- 正文:
______

本文探讨了如何从1到9的整数中找出所有可能的组合,使得这些组合的元素之和等于给定的数值n,并确保每个组合中的元素是唯一的且按升序排列。通过递归算法实现了解决方案,包括两种方法,每种方法都针对不同情况提供了高效的求解策略。
Find all possible combinations of k numbers that add up to a number n, given that only numbers from 1 to 9 can be used and each combination should be a unique set of numbers.
Ensure that numbers within the set are sorted in ascending order.
Example 1:
Input: k = 3, n = 7
Output:
[[1,2,4]]
Example 2:
Input: k = 3, n = 9
Output:
[[1,2,6], [1,3,5], [2,3,4]]
解法1: 4ms
class Solution {
public:
vector<vector<int>> combinationSum3(int k, int n) {
vector<int> candidates={1,2,3,4,5,6,7,8,9};
vector<int> temp;
vector<vector<int>> res;
combinationSum(candidates,0,n,temp,res,k);
return res;
}
void combinationSum(vector<int>& candidates,int index,int target,vector<int> temp,vector<vector<int>> &res, int k){
if(index==candidates.size()||candidates[index]>target||temp.size()>=k) return;//终止条件
temp.push_back(candidates[index]);
if(candidates[index]==target&&temp.size()==k){
res.push_back(temp);//找到一组满足条件的
return;
}
combinationSum(candidates,index+1,target-candidates[index],temp,res,k);
temp.pop_back();
combinationSum(candidates,index+1,target,temp,res,k);
}
};解法2:0ms 加个for循环协助递归。

______

- 数据记录:
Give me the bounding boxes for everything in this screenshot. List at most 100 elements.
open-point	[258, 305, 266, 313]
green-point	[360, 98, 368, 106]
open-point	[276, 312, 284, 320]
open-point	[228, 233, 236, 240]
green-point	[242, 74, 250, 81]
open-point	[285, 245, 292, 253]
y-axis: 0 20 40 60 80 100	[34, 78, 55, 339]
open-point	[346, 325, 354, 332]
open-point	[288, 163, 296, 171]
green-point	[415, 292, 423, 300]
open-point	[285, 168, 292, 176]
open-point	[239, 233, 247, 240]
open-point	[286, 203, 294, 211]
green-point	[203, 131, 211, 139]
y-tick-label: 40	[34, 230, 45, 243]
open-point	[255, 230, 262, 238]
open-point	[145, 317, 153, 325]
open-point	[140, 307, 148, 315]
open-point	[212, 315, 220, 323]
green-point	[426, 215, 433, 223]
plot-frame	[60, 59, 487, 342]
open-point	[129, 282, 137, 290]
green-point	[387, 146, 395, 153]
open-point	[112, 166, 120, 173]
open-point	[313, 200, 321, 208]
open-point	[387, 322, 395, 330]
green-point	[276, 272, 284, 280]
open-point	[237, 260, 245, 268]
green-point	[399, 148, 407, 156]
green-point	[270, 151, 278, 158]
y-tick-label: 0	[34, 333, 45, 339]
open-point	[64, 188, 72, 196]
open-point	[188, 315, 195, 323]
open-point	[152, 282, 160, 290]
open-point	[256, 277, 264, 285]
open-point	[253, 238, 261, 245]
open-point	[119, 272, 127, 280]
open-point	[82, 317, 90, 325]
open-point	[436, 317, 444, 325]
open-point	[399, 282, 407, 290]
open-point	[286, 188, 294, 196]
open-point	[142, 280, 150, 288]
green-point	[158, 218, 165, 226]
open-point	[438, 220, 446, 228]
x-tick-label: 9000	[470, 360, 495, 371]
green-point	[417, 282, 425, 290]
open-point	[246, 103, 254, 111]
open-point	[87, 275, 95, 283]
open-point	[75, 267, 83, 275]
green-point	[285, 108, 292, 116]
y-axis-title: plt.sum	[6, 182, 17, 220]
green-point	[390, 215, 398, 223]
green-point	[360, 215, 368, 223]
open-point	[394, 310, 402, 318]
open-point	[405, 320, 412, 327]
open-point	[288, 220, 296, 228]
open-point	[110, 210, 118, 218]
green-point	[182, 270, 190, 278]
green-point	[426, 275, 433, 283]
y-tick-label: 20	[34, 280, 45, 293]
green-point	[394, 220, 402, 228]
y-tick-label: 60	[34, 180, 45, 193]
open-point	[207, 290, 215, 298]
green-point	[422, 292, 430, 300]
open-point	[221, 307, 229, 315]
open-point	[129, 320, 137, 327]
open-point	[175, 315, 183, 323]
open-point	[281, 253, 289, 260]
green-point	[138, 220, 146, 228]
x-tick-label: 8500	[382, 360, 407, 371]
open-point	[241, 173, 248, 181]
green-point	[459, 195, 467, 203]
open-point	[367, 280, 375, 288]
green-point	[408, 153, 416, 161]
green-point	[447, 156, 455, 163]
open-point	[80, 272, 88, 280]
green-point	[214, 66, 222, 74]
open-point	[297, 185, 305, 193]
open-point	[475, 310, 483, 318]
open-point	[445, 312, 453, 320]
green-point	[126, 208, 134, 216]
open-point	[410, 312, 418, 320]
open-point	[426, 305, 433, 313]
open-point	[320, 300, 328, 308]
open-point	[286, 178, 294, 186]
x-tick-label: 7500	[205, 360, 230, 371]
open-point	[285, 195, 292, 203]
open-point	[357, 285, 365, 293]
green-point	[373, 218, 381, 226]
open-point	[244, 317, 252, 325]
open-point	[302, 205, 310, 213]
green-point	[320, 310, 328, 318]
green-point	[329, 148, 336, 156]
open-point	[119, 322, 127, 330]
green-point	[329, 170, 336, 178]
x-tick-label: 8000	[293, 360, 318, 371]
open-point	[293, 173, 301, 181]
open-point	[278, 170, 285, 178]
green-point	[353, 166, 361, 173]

______

- 任务说明:
A. 列出正文代码中函数 combinationSum 的全部参数名。
B. 把记录从开头起直到包含"220, 402, 228]"的那一行为止的部分逐字重写一遍,末行也包括在内。
这些记录与正文毫无关联。

- 逐题答案:
A. candidates、index、target、temp、res、k

B.
Give me the bounding boxes for everything in this screenshot. List at most 100 elements.
open-point	[258, 305, 266, 313]
green-point	[360, 98, 368, 106]
open-point	[276, 312, 284, 320]
open-point	[228, 233, 236, 240]
green-point	[242, 74, 250, 81]
open-point	[285, 245, 292, 253]
y-axis: 0 20 40 60 80 100	[34, 78, 55, 339]
open-point	[346, 325, 354, 332]
open-point	[288, 163, 296, 171]
green-point	[415, 292, 423, 300]
open-point	[285, 168, 292, 176]
open-point	[239, 233, 247, 240]
open-point	[286, 203, 294, 211]
green-point	[203, 131, 211, 139]
y-tick-label: 40	[34, 230, 45, 243]
open-point	[255, 230, 262, 238]
open-point	[145, 317, 153, 325]
open-point	[140, 307, 148, 315]
open-point	[212, 315, 220, 323]
green-point	[426, 215, 433, 223]
plot-frame	[60, 59, 487, 342]
open-point	[129, 282, 137, 290]
green-point	[387, 146, 395, 153]
open-point	[112, 166, 120, 173]
open-point	[313, 200, 321, 208]
open-point	[387, 322, 395, 330]
green-point	[276, 272, 284, 280]
open-point	[237, 260, 245, 268]
green-point	[399, 148, 407, 156]
green-point	[270, 151, 278, 158]
y-tick-label: 0	[34, 333, 45, 339]
open-point	[64, 188, 72, 196]
open-point	[188, 315, 195, 323]
open-point	[152, 282, 160, 290]
open-point	[256, 277, 264, 285]
open-point	[253, 238, 261, 245]
open-point	[119, 272, 127, 280]
open-point	[82, 317, 90, 325]
open-point	[436, 317, 444, 325]
open-point	[399, 282, 407, 290]
open-point	[286, 188, 294, 196]
open-point	[142, 280, 150, 288]
green-point	[158, 218, 165, 226]
open-point	[438, 220, 446, 228]
x-tick-label: 9000	[470, 360, 495, 371]
green-point	[417, 282, 425, 290]
open-point	[246, 103, 254, 111]
open-point	[87, 275, 95, 283]
open-point	[75, 267, 83, 275]
green-point	[285, 108, 292, 116]
y-axis-title: plt.sum	[6, 182, 17, 220]
green-point	[390, 215, 398, 223]
green-point	[360, 215, 368, 223]
open-point	[394, 310, 402, 318]
open-point	[405, 320, 412, 327]
open-point	[288, 220, 296, 228]
open-point	[110, 210, 118, 218]
green-point	[182, 270, 190, 278]
green-point	[426, 275, 433, 283]
y-tick-label: 20	[34, 280, 45, 293]
green-point	[394, 220, 402, 228]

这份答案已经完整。